### Task
Output the lines below exactly as they appear, starting from the very first line and ending with the line that contains "x-axis-ticks: 0 200", with both of those lines included.

--- begin Supplied entries ---

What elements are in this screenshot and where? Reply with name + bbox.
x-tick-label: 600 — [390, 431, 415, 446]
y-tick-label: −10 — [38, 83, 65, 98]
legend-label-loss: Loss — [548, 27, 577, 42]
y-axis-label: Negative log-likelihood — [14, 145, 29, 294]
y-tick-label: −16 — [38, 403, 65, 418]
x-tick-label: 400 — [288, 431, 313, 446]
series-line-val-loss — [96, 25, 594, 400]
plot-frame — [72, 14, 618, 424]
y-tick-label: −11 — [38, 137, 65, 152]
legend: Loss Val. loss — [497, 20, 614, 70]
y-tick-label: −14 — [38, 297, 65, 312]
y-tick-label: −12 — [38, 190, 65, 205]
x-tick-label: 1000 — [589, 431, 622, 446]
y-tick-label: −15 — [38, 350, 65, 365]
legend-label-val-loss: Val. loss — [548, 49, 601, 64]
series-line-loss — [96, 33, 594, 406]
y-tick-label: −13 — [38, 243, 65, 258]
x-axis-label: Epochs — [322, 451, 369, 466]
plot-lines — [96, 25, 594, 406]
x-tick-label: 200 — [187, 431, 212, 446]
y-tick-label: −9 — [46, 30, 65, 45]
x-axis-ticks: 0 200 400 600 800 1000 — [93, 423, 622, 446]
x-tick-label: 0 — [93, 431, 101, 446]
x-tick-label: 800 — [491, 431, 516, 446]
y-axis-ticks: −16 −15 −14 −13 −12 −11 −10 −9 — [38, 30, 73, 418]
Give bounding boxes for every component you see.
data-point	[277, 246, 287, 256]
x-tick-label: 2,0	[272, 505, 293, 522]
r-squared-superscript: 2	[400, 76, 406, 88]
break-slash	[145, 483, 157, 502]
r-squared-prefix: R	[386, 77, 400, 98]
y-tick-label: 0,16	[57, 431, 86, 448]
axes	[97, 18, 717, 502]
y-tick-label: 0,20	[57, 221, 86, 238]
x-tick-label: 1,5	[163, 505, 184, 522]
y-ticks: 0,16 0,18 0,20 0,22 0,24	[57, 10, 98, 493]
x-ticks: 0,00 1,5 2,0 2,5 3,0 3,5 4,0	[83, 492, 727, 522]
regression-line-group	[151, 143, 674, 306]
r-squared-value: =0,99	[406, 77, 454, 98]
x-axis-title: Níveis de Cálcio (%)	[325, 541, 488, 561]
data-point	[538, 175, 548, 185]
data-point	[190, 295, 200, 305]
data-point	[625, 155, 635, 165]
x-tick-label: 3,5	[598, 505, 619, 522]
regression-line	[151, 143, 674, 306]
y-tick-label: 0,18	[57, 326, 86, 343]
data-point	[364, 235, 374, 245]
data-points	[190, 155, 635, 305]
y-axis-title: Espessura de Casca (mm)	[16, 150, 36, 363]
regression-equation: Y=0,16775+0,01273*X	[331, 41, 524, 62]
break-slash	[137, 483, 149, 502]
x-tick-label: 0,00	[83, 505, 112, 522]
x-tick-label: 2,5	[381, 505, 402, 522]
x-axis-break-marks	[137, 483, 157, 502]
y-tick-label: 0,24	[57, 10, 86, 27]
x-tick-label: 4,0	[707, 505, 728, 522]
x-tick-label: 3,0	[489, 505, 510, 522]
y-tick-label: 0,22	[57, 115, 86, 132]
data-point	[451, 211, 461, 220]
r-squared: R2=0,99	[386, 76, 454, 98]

--- end Supplied entries ---

### Task output
What elements are in this screenshot and where? Reply with name + bbox.
x-tick-label: 600 — [390, 431, 415, 446]
y-tick-label: −10 — [38, 83, 65, 98]
legend-label-loss: Loss — [548, 27, 577, 42]
y-axis-label: Negative log-likelihood — [14, 145, 29, 294]
y-tick-label: −16 — [38, 403, 65, 418]
x-tick-label: 400 — [288, 431, 313, 446]
series-line-val-loss — [96, 25, 594, 400]
plot-frame — [72, 14, 618, 424]
y-tick-label: −11 — [38, 137, 65, 152]
legend: Loss Val. loss — [497, 20, 614, 70]
y-tick-label: −14 — [38, 297, 65, 312]
y-tick-label: −12 — [38, 190, 65, 205]
x-tick-label: 1000 — [589, 431, 622, 446]
y-tick-label: −15 — [38, 350, 65, 365]
legend-label-val-loss: Val. loss — [548, 49, 601, 64]
series-line-loss — [96, 33, 594, 406]
y-tick-label: −13 — [38, 243, 65, 258]
x-axis-label: Epochs — [322, 451, 369, 466]
plot-lines — [96, 25, 594, 406]
x-tick-label: 200 — [187, 431, 212, 446]
y-tick-label: −9 — [46, 30, 65, 45]
x-axis-ticks: 0 200 400 600 800 1000 — [93, 423, 622, 446]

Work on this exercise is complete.